- **Work to complete**: Across the listing below, count the lines that mention the string "PRICE". Reply with the figure only.

Rows from a figure dataset:
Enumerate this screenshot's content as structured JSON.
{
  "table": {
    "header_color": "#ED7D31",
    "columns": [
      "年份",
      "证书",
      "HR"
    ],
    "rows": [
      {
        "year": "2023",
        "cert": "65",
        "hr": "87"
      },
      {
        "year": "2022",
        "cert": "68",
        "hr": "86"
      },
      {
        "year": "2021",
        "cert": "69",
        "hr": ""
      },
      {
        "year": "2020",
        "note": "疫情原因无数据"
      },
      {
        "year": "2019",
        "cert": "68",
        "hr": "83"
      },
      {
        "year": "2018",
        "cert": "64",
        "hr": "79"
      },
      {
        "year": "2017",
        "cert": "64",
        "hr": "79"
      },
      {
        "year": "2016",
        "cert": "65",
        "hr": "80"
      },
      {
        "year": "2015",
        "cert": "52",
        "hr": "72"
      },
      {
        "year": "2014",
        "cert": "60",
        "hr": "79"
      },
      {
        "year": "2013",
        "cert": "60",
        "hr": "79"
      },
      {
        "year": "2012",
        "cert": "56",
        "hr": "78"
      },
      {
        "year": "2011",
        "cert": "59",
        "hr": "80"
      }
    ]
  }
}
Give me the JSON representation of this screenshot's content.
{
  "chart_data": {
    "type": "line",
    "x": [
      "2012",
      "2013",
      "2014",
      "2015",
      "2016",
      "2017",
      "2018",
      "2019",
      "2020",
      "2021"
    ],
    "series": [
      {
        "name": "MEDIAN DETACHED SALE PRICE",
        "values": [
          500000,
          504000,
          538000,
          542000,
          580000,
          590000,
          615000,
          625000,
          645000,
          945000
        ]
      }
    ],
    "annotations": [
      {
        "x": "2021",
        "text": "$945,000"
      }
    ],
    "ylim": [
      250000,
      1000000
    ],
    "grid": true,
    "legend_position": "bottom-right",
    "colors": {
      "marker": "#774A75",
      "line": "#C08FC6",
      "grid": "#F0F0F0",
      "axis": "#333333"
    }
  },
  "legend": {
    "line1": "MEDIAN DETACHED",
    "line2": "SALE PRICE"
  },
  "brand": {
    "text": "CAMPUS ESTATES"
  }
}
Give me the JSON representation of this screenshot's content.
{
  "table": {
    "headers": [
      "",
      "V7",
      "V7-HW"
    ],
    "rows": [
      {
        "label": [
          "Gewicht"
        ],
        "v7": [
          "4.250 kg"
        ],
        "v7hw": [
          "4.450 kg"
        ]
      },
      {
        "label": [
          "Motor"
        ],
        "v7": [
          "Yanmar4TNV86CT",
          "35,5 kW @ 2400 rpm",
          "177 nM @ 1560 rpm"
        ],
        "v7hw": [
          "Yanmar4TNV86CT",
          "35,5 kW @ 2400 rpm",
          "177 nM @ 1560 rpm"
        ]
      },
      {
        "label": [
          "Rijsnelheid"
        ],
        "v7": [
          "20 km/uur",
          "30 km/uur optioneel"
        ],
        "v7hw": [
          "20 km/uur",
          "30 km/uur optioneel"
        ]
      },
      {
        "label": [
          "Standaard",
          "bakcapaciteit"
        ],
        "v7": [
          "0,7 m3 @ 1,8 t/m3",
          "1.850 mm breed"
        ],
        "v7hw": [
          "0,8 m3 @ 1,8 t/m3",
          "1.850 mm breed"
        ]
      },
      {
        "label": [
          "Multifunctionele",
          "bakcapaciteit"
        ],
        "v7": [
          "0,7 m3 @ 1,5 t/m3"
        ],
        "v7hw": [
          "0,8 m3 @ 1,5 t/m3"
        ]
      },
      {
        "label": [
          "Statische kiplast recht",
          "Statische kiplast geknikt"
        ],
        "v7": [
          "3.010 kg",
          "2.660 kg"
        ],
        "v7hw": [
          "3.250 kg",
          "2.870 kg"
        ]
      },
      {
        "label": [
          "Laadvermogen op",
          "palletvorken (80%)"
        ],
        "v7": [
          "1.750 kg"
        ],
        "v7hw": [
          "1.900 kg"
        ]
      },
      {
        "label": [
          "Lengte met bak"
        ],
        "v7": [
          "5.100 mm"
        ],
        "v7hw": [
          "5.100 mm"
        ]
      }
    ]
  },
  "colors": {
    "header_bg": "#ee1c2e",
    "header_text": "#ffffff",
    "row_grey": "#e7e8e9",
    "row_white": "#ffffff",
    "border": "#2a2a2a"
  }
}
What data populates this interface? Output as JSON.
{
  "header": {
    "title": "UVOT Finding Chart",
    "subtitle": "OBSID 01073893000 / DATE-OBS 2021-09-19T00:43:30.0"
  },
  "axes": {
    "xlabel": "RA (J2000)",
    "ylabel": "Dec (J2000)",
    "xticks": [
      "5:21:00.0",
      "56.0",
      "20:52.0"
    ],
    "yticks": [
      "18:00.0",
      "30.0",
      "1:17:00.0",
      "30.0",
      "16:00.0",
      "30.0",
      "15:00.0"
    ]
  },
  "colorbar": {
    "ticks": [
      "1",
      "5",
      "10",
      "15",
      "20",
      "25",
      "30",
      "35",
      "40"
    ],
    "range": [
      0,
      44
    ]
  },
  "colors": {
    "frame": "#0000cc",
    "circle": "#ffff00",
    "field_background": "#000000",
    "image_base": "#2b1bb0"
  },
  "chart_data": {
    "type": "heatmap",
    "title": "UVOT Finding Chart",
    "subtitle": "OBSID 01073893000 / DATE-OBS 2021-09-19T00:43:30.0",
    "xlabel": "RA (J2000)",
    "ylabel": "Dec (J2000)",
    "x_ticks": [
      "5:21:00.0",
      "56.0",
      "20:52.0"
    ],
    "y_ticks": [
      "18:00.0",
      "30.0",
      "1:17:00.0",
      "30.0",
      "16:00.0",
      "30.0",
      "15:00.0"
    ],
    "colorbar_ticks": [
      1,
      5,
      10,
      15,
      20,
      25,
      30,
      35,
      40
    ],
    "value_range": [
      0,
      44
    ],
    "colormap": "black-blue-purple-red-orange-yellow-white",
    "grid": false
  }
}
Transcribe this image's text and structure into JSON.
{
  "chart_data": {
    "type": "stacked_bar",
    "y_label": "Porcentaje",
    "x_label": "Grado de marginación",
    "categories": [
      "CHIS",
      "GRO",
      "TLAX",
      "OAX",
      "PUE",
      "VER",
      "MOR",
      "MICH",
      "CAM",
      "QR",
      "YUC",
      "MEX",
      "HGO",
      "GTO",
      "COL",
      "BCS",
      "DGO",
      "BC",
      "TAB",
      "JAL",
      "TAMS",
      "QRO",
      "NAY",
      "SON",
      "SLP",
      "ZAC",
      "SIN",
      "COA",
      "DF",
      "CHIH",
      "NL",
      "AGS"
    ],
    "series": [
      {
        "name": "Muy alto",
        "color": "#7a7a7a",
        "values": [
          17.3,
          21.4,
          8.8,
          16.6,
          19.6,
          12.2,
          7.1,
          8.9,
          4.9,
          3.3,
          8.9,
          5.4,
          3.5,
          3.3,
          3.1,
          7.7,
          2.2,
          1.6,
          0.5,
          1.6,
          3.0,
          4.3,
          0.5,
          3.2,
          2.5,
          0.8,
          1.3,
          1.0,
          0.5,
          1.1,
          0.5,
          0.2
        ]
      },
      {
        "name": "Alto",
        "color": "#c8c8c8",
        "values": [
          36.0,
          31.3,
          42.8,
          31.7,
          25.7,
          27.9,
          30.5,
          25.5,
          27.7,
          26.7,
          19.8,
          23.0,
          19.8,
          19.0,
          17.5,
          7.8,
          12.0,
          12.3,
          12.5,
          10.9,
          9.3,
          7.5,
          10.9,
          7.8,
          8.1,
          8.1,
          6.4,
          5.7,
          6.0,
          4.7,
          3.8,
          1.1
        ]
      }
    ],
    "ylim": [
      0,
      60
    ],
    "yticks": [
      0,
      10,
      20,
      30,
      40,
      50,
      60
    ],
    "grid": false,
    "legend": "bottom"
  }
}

- **Complete answer**: 2